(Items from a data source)
══════════════════════════════
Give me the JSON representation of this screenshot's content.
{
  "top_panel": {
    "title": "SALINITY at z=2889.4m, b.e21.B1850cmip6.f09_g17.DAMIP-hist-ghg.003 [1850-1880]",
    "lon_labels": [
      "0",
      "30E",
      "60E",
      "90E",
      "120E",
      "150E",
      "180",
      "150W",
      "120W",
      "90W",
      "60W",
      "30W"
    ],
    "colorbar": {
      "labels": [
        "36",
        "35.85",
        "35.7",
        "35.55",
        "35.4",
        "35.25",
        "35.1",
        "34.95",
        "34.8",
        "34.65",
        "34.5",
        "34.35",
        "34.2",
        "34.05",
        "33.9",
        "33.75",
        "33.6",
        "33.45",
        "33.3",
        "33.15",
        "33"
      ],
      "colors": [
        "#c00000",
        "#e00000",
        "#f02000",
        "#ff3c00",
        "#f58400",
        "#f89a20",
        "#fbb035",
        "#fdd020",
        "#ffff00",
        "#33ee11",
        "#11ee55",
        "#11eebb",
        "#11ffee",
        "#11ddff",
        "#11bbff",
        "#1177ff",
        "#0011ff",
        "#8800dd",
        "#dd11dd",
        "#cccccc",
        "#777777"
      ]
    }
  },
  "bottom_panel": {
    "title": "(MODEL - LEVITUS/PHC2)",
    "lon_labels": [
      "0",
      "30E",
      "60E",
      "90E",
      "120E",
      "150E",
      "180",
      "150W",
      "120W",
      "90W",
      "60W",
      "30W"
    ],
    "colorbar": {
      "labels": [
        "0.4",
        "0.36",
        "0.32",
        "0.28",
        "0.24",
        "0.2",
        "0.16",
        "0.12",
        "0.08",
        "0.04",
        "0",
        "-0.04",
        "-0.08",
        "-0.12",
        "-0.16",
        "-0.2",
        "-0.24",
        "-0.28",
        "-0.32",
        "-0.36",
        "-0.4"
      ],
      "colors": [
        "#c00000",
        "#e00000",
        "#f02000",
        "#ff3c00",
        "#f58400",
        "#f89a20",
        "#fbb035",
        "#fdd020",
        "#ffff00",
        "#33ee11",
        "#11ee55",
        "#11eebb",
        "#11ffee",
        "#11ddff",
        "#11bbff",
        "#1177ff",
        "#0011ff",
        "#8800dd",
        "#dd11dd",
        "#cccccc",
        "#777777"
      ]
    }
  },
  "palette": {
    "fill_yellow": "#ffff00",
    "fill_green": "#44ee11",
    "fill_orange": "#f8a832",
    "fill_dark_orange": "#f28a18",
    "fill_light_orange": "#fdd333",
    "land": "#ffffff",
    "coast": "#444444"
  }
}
══════════════════════════════
- [WHAT TO DO]:
Every record above should be output exactly.

- [RESPONSE]:
Give me the JSON representation of this screenshot's content.
{
  "top_panel": {
    "title": "SALINITY at z=2889.4m, b.e21.B1850cmip6.f09_g17.DAMIP-hist-ghg.003 [1850-1880]",
    "lon_labels": [
      "0",
      "30E",
      "60E",
      "90E",
      "120E",
      "150E",
      "180",
      "150W",
      "120W",
      "90W",
      "60W",
      "30W"
    ],
    "colorbar": {
      "labels": [
        "36",
        "35.85",
        "35.7",
        "35.55",
        "35.4",
        "35.25",
        "35.1",
        "34.95",
        "34.8",
        "34.65",
        "34.5",
        "34.35",
        "34.2",
        "34.05",
        "33.9",
        "33.75",
        "33.6",
        "33.45",
        "33.3",
        "33.15",
        "33"
      ],
      "colors": [
        "#c00000",
        "#e00000",
        "#f02000",
        "#ff3c00",
        "#f58400",
        "#f89a20",
        "#fbb035",
        "#fdd020",
        "#ffff00",
        "#33ee11",
        "#11ee55",
        "#11eebb",
        "#11ffee",
        "#11ddff",
        "#11bbff",
        "#1177ff",
        "#0011ff",
        "#8800dd",
        "#dd11dd",
        "#cccccc",
        "#777777"
      ]
    }
  },
  "bottom_panel": {
    "title": "(MODEL - LEVITUS/PHC2)",
    "lon_labels": [
      "0",
      "30E",
      "60E",
      "90E",
      "120E",
      "150E",
      "180",
      "150W",
      "120W",
      "90W",
      "60W",
      "30W"
    ],
    "colorbar": {
      "labels": [
        "0.4",
        "0.36",
        "0.32",
        "0.28",
        "0.24",
        "0.2",
        "0.16",
        "0.12",
        "0.08",
        "0.04",
        "0",
        "-0.04",
        "-0.08",
        "-0.12",
        "-0.16",
        "-0.2",
        "-0.24",
        "-0.28",
        "-0.32",
        "-0.36",
        "-0.4"
      ],
      "colors": [
        "#c00000",
        "#e00000",
        "#f02000",
        "#ff3c00",
        "#f58400",
        "#f89a20",
        "#fbb035",
        "#fdd020",
        "#ffff00",
        "#33ee11",
        "#11ee55",
        "#11eebb",
        "#11ffee",
        "#11ddff",
        "#11bbff",
        "#1177ff",
        "#0011ff",
        "#8800dd",
        "#dd11dd",
        "#cccccc",
        "#777777"
      ]
    }
  },
  "palette": {
    "fill_yellow": "#ffff00",
    "fill_green": "#44ee11",
    "fill_orange": "#f8a832",
    "fill_dark_orange": "#f28a18",
    "fill_light_orange": "#fdd333",
    "land": "#ffffff",
    "coast": "#444444"
  }
}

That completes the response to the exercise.